* [AIM OF THE TASK]:
Copy every line, leaving nothing out and adding nothing.

Data excerpts:
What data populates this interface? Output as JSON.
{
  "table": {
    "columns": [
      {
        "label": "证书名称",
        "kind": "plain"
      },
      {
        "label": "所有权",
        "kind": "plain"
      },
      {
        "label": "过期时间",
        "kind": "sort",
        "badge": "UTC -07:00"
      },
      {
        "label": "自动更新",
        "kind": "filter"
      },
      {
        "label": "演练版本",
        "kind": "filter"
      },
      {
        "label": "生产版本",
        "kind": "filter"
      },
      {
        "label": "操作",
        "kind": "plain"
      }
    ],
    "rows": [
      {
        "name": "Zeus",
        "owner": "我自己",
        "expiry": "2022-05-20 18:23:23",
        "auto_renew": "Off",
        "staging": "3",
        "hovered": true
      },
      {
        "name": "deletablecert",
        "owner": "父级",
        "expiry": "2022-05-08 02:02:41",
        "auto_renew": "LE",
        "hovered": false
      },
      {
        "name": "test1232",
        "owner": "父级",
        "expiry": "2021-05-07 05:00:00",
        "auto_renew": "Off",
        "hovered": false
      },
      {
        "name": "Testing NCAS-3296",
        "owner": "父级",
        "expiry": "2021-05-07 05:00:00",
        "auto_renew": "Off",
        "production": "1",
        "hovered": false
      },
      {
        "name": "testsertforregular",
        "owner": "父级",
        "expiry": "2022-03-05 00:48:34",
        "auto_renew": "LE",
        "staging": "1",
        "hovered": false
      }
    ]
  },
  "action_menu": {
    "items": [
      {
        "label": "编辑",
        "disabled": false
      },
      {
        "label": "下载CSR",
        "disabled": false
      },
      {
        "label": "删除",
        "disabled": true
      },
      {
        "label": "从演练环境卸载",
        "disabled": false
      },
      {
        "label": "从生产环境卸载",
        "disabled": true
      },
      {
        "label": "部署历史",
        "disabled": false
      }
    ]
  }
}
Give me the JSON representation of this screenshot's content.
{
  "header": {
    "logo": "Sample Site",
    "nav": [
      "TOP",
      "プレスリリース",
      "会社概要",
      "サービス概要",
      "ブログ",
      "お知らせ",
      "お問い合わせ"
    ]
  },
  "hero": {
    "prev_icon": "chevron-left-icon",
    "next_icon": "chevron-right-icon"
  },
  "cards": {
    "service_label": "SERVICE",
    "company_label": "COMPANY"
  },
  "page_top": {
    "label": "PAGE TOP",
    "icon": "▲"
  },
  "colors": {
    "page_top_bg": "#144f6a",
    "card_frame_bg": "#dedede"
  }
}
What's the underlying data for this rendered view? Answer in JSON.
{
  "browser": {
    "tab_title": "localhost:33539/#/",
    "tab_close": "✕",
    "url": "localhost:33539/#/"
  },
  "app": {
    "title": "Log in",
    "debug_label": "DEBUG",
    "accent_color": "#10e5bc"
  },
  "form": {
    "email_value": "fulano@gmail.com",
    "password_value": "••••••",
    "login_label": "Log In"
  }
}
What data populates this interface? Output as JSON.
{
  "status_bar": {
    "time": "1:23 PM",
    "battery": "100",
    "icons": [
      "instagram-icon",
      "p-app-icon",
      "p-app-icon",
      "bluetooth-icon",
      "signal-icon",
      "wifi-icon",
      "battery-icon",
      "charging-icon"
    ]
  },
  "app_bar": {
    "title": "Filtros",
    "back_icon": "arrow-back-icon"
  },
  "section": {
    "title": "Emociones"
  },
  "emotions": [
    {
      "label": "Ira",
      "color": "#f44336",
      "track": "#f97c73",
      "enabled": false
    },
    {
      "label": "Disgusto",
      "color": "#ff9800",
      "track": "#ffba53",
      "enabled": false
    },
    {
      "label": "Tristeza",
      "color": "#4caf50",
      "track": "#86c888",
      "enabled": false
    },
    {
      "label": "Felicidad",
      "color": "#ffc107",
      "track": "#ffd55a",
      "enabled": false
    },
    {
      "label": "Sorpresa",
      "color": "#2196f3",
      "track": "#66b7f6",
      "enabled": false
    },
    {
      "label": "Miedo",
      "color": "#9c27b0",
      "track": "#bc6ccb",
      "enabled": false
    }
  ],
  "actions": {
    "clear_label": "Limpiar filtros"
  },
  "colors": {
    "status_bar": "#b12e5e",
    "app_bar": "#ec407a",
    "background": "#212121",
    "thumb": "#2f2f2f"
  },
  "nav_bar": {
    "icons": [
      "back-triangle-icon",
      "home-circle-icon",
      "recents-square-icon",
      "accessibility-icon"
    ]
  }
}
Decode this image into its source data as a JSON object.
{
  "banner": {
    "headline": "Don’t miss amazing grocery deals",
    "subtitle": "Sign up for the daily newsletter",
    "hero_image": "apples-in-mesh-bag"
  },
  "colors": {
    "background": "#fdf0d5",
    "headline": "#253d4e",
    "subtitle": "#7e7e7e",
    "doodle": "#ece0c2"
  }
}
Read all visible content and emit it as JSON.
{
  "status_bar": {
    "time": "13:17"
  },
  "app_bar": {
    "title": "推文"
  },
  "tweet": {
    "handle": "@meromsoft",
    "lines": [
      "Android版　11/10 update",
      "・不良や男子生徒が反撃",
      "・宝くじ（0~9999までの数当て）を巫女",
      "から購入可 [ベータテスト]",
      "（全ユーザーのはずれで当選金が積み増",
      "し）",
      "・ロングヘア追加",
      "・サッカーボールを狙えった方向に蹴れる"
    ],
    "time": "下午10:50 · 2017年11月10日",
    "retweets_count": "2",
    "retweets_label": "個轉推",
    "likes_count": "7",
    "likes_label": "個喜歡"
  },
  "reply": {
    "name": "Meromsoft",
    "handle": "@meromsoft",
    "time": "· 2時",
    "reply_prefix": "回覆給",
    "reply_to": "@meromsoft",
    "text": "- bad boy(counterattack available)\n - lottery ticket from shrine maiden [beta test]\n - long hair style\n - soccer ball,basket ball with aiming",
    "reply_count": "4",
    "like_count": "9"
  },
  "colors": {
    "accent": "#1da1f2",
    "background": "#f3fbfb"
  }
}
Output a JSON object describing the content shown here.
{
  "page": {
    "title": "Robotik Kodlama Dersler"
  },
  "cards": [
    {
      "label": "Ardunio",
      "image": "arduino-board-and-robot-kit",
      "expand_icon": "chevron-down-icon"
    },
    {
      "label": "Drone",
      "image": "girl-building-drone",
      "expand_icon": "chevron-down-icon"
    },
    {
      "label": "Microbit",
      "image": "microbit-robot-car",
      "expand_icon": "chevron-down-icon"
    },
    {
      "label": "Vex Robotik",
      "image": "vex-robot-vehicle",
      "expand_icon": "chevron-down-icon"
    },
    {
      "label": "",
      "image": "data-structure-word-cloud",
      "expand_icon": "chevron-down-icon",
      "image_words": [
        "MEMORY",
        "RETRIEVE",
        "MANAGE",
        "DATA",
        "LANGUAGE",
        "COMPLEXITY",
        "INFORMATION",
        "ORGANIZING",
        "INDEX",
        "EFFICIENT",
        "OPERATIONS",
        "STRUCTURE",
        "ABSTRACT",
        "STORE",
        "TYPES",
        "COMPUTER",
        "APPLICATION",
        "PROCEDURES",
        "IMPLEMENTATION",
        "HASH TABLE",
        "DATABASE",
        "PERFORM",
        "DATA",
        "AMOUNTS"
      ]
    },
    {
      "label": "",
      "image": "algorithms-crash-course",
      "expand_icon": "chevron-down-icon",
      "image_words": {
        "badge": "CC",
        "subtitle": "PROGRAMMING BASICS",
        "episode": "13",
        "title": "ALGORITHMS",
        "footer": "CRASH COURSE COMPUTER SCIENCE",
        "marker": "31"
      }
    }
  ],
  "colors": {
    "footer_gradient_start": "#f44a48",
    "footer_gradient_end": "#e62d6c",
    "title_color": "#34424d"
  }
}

* [EXPECTED OUTPUT]:
What data populates this interface? Output as JSON.
{
  "table": {
    "columns": [
      {
        "label": "证书名称",
        "kind": "plain"
      },
      {
        "label": "所有权",
        "kind": "plain"
      },
      {
        "label": "过期时间",
        "kind": "sort",
        "badge": "UTC -07:00"
      },
      {
        "label": "自动更新",
        "kind": "filter"
      },
      {
        "label": "演练版本",
        "kind": "filter"
      },
      {
        "label": "生产版本",
        "kind": "filter"
      },
      {
        "label": "操作",
        "kind": "plain"
      }
    ],
    "rows": [
      {
        "name": "Zeus",
        "owner": "我自己",
        "expiry": "2022-05-20 18:23:23",
        "auto_renew": "Off",
        "staging": "3",
        "hovered": true
      },
      {
        "name": "deletablecert",
        "owner": "父级",
        "expiry": "2022-05-08 02:02:41",
        "auto_renew": "LE",
        "hovered": false
      },
      {
        "name": "test1232",
        "owner": "父级",
        "expiry": "2021-05-07 05:00:00",
        "auto_renew": "Off",
        "hovered": false
      },
      {
        "name": "Testing NCAS-3296",
        "owner": "父级",
        "expiry": "2021-05-07 05:00:00",
        "auto_renew": "Off",
        "production": "1",
        "hovered": false
      },
      {
        "name": "testsertforregular",
        "owner": "父级",
        "expiry": "2022-03-05 00:48:34",
        "auto_renew": "LE",
        "staging": "1",
        "hovered": false
      }
    ]
  },
  "action_menu": {
    "items": [
      {
        "label": "编辑",
        "disabled": false
      },
      {
        "label": "下载CSR",
        "disabled": false
      },
      {
        "label": "删除",
        "disabled": true
      },
      {
        "label": "从演练环境卸载",
        "disabled": false
      },
      {
        "label": "从生产环境卸载",
        "disabled": true
      },
      {
        "label": "部署历史",
        "disabled": false
      }
    ]
  }
}
Give me the JSON representation of this screenshot's content.
{
  "header": {
    "logo": "Sample Site",
    "nav": [
      "TOP",
      "プレスリリース",
      "会社概要",
      "サービス概要",
      "ブログ",
      "お知らせ",
      "お問い合わせ"
    ]
  },
  "hero": {
    "prev_icon": "chevron-left-icon",
    "next_icon": "chevron-right-icon"
  },
  "cards": {
    "service_label": "SERVICE",
    "company_label": "COMPANY"
  },
  "page_top": {
    "label": "PAGE TOP",
    "icon": "▲"
  },
  "colors": {
    "page_top_bg": "#144f6a",
    "card_frame_bg": "#dedede"
  }
}
What's the underlying data for this rendered view? Answer in JSON.
{
  "browser": {
    "tab_title": "localhost:33539/#/",
    "tab_close": "✕",
    "url": "localhost:33539/#/"
  },
  "app": {
    "title": "Log in",
    "debug_label": "DEBUG",
    "accent_color": "#10e5bc"
  },
  "form": {
    "email_value": "fulano@gmail.com",
    "password_value": "••••••",
    "login_label": "Log In"
  }
}
What data populates this interface? Output as JSON.
{
  "status_bar": {
    "time": "1:23 PM",
    "battery": "100",
    "icons": [
      "instagram-icon",
      "p-app-icon",
      "p-app-icon",
      "bluetooth-icon",
      "signal-icon",
      "wifi-icon",
      "battery-icon",
      "charging-icon"
    ]
  },
  "app_bar": {
    "title": "Filtros",
    "back_icon": "arrow-back-icon"
  },
  "section": {
    "title": "Emociones"
  },
  "emotions": [
    {
      "label": "Ira",
      "color": "#f44336",
      "track": "#f97c73",
      "enabled": false
    },
    {
      "label": "Disgusto",
      "color": "#ff9800",
      "track": "#ffba53",
      "enabled": false
    },
    {
      "label": "Tristeza",
      "color": "#4caf50",
      "track": "#86c888",
      "enabled": false
    },
    {
      "label": "Felicidad",
      "color": "#ffc107",
      "track": "#ffd55a",
      "enabled": false
    },
    {
      "label": "Sorpresa",
      "color": "#2196f3",
      "track": "#66b7f6",
      "enabled": false
    },
    {
      "label": "Miedo",
      "color": "#9c27b0",
      "track": "#bc6ccb",
      "enabled": false
    }
  ],
  "actions": {
    "clear_label": "Limpiar filtros"
  },
  "colors": {
    "status_bar": "#b12e5e",
    "app_bar": "#ec407a",
    "background": "#212121",
    "thumb": "#2f2f2f"
  },
  "nav_bar": {
    "icons": [
      "back-triangle-icon",
      "home-circle-icon",
      "recents-square-icon",
      "accessibility-icon"
    ]
  }
}
Decode this image into its source data as a JSON object.
{
  "banner": {
    "headline": "Don’t miss amazing grocery deals",
    "subtitle": "Sign up for the daily newsletter",
    "hero_image": "apples-in-mesh-bag"
  },
  "colors": {
    "background": "#fdf0d5",
    "headline": "#253d4e",
    "subtitle": "#7e7e7e",
    "doodle": "#ece0c2"
  }
}
Read all visible content and emit it as JSON.
{
  "status_bar": {
    "time": "13:17"
  },
  "app_bar": {
    "title": "推文"
  },
  "tweet": {
    "handle": "@meromsoft",
    "lines": [
      "Android版　11/10 update",
      "・不良や男子生徒が反撃",
      "・宝くじ（0~9999までの数当て）を巫女",
      "から購入可 [ベータテスト]",
      "（全ユーザーのはずれで当選金が積み増",
      "し）",
      "・ロングヘア追加",
      "・サッカーボールを狙えった方向に蹴れる"
    ],
    "time": "下午10:50 · 2017年11月10日",
    "retweets_count": "2",
    "retweets_label": "個轉推",
    "likes_count": "7",
    "likes_label": "個喜歡"
  },
  "reply": {
    "name": "Meromsoft",
    "handle": "@meromsoft",
    "time": "· 2時",
    "reply_prefix": "回覆給",
    "reply_to": "@meromsoft",
    "text": "- bad boy(counterattack available)\n - lottery ticket from shrine maiden [beta test]\n - long hair style\n - soccer ball,basket ball with aiming",
    "reply_count": "4",
    "like_count": "9"
  },
  "colors": {
    "accent": "#1da1f2",
    "background": "#f3fbfb"
  }
}
Output a JSON object describing the content shown here.
{
  "page": {
    "title": "Robotik Kodlama Dersler"
  },
  "cards": [
    {
      "label": "Ardunio",
      "image": "arduino-board-and-robot-kit",
      "expand_icon": "chevron-down-icon"
    },
    {
      "label": "Drone",
      "image": "girl-building-drone",
      "expand_icon": "chevron-down-icon"
    },
    {
      "label": "Microbit",
      "image": "microbit-robot-car",
      "expand_icon": "chevron-down-icon"
    },
    {
      "label": "Vex Robotik",
      "image": "vex-robot-vehicle",
      "expand_icon": "chevron-down-icon"
    },
    {
      "label": "",
      "image": "data-structure-word-cloud",
      "expand_icon": "chevron-down-icon",
      "image_words": [
        "MEMORY",
        "RETRIEVE",
        "MANAGE",
        "DATA",
        "LANGUAGE",
        "COMPLEXITY",
        "INFORMATION",
        "ORGANIZING",
        "INDEX",
        "EFFICIENT",
        "OPERATIONS",
        "STRUCTURE",
        "ABSTRACT",
        "STORE",
        "TYPES",
        "COMPUTER",
        "APPLICATION",
        "PROCEDURES",
        "IMPLEMENTATION",
        "HASH TABLE",
        "DATABASE",
        "PERFORM",
        "DATA",
        "AMOUNTS"
      ]
    },
    {
      "label": "",
      "image": "algorithms-crash-course",
      "expand_icon": "chevron-down-icon",
      "image_words": {
        "badge": "CC",
        "subtitle": "PROGRAMMING BASICS",
        "episode": "13",
        "title": "ALGORITHMS",
        "footer": "CRASH COURSE COMPUTER SCIENCE",
        "marker": "31"
      }
    }
  ],
  "colors": {
    "footer_gradient_start": "#f44a48",
    "footer_gradient_end": "#e62d6c",
    "title_color": "#34424d"
  }
}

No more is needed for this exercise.